## STATED GOAL A:
Copy the records from their first line through the line containing "data-point-hc: [445, 714, 460, 731]", both included, exactly as they appear.

## SELECTED EXCERPT:

Of Strange Bedfellows and Soggy Coggers

a recent major weather event showed us what we’re made of, and it’s 90% water! (as recounted to us by Train Master Andy Vilaine)

Coggers are certainly no stranger to the “World’s Worst Weather”– we’re generally desensitized to severe conditions others might find alarming. Running any railway, especially one on Mount Washington, requires constant readiness to adapt to unique, demanding, and rapidly evolving circumstances. With the historic deluge that submerged northern New England on Monday, December 18th 2023 we had all of that and more, catching even the most seasoned and hardened of us with our Carhartt Double Knee Work Pants down. 

When I arrived for work early that Monday, it was just another stormy morning, with winds howling and rain falling at considerable rates– certainly nothing new for us. A sizable, downed tree limb hanging high on the power lines along Base Station Road suggested the likelihood of an outage, also a common occurrence. The plan was to open and operate our normal winter schedule to Waumbek, running on generator power at Marshfield Base Station if necessary. Guests would not get the 5-state, hundred-mile fair weather view, they’d get better than that–an up close, dramatic peek at the real, wild Mount Washington, safely and with warming huts and complimentary hot refreshments at Waumbek Station!

After assisting the shop and train crews rolling out the day’s consist, plow truck operator Joe and I set out to assess the conditions at all the usual high water trouble spots along Base Station Road. What we found was disturbing–the mighty Ammonoosuc River had become a swollen, raging torrent of brown water and debris flowing ferociously at levels and locations we’d never seen before! New streams had found paths of least resistance across the road itself. Our initial “roll with the punches” assessment had now shifted towards real concern– it looked like we’d be facing flooding on a dangerous level.

While our elevated track system is immune to heavy rain or snow melt, our access road is not, and would soon become impassable in multiple spots. Based on prior experience with the October flood of 2017, I was particularly concerned about one notorious low spot just below the Omni Mount Washington Resort that floods reliably even in a normal storm. I phoned vacationing General Manager Ryan Presby, who had just been in contact with NHDOT, and we made the call to shut down and send everyone home before the rapidly collapsing conditions forced the state to close the road entirely.

## RECORDED INFORMATION:

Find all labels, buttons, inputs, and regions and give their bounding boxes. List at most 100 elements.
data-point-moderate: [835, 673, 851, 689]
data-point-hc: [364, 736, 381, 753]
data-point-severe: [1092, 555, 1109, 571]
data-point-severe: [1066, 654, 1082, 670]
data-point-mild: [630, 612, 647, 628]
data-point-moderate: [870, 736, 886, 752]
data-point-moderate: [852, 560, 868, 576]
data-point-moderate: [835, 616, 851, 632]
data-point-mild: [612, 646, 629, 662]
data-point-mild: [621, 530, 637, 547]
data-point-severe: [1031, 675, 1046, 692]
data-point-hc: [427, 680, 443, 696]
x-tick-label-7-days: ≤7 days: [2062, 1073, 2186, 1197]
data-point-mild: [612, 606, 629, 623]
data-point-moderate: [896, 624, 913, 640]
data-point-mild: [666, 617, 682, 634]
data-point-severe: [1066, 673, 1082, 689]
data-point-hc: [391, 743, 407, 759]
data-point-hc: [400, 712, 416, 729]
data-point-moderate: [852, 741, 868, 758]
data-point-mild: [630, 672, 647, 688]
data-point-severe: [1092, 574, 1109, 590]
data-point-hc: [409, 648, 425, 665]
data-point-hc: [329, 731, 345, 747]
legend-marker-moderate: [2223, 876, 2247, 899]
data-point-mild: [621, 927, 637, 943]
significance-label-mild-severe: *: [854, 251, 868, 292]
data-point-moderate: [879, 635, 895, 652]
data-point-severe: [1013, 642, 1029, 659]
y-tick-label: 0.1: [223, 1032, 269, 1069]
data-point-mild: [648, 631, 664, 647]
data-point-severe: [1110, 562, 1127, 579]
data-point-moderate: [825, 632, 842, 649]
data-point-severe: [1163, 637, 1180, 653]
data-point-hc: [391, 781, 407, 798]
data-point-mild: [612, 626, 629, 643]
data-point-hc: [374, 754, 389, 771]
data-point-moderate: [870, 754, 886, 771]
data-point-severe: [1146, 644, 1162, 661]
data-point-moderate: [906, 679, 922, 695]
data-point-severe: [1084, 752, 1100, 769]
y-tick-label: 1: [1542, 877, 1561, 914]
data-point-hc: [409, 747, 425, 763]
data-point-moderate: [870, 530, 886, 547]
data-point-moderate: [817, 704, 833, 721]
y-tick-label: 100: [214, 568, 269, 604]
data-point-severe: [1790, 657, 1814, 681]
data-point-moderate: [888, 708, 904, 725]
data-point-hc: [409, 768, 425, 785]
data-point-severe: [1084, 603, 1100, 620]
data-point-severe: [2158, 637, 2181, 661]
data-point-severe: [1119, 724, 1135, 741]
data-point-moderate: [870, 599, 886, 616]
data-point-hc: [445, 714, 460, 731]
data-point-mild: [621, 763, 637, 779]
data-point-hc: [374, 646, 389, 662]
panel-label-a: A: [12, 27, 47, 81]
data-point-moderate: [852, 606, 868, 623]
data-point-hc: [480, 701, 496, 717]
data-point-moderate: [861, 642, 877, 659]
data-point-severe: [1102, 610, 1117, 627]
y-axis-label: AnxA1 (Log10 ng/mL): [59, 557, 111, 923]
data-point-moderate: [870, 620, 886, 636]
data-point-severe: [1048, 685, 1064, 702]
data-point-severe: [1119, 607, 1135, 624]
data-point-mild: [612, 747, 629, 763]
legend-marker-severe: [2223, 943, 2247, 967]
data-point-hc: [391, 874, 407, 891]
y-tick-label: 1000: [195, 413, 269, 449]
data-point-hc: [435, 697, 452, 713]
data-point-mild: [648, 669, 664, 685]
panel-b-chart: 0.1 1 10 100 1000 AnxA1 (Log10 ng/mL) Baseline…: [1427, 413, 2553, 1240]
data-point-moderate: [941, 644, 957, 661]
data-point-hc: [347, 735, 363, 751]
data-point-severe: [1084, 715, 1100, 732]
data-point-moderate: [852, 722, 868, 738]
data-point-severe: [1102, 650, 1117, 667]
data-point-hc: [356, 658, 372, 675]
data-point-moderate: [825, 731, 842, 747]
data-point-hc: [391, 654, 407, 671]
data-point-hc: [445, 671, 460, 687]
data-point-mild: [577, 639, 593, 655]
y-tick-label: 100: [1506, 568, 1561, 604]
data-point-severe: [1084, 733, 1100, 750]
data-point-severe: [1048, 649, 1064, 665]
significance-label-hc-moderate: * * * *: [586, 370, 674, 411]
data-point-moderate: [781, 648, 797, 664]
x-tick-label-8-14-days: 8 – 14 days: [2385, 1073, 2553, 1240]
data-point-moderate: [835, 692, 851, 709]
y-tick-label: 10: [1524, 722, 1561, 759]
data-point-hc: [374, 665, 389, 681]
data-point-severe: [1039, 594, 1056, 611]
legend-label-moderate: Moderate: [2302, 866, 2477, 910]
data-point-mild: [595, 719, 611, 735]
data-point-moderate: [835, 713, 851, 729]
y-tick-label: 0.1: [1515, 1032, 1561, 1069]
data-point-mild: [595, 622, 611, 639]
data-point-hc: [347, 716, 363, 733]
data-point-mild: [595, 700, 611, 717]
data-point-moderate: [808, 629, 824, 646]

## STATED GOAL B:
According to the flood account, on what date did the historic deluge submerge northern New England?

## FULL SOLUTION A:
Find all labels, buttons, inputs, and regions and give their bounding boxes. List at most 100 elements.
data-point-moderate: [835, 673, 851, 689]
data-point-hc: [364, 736, 381, 753]
data-point-severe: [1092, 555, 1109, 571]
data-point-severe: [1066, 654, 1082, 670]
data-point-mild: [630, 612, 647, 628]
data-point-moderate: [870, 736, 886, 752]
data-point-moderate: [852, 560, 868, 576]
data-point-moderate: [835, 616, 851, 632]
data-point-mild: [612, 646, 629, 662]
data-point-mild: [621, 530, 637, 547]
data-point-severe: [1031, 675, 1046, 692]
data-point-hc: [427, 680, 443, 696]
x-tick-label-7-days: ≤7 days: [2062, 1073, 2186, 1197]
data-point-mild: [612, 606, 629, 623]
data-point-moderate: [896, 624, 913, 640]
data-point-mild: [666, 617, 682, 634]
data-point-severe: [1066, 673, 1082, 689]
data-point-hc: [391, 743, 407, 759]
data-point-hc: [400, 712, 416, 729]
data-point-moderate: [852, 741, 868, 758]
data-point-mild: [630, 672, 647, 688]
data-point-severe: [1092, 574, 1109, 590]
data-point-hc: [409, 648, 425, 665]
data-point-hc: [329, 731, 345, 747]
legend-marker-moderate: [2223, 876, 2247, 899]
data-point-mild: [621, 927, 637, 943]
significance-label-mild-severe: *: [854, 251, 868, 292]
data-point-moderate: [879, 635, 895, 652]
data-point-severe: [1013, 642, 1029, 659]
y-tick-label: 0.1: [223, 1032, 269, 1069]
data-point-mild: [648, 631, 664, 647]
data-point-severe: [1110, 562, 1127, 579]
data-point-moderate: [825, 632, 842, 649]
data-point-severe: [1163, 637, 1180, 653]
data-point-hc: [391, 781, 407, 798]
data-point-mild: [612, 626, 629, 643]
data-point-hc: [374, 754, 389, 771]
data-point-moderate: [870, 754, 886, 771]
data-point-severe: [1146, 644, 1162, 661]
data-point-moderate: [906, 679, 922, 695]
data-point-severe: [1084, 752, 1100, 769]
y-tick-label: 1: [1542, 877, 1561, 914]
data-point-hc: [409, 747, 425, 763]
data-point-moderate: [870, 530, 886, 547]
data-point-moderate: [817, 704, 833, 721]
y-tick-label: 100: [214, 568, 269, 604]
data-point-severe: [1790, 657, 1814, 681]
data-point-moderate: [888, 708, 904, 725]
data-point-hc: [409, 768, 425, 785]
data-point-severe: [1084, 603, 1100, 620]
data-point-severe: [2158, 637, 2181, 661]
data-point-severe: [1119, 724, 1135, 741]
data-point-moderate: [870, 599, 886, 616]
data-point-hc: [445, 714, 460, 731]

## FULL SOLUTION B:
Monday, December 18th 2023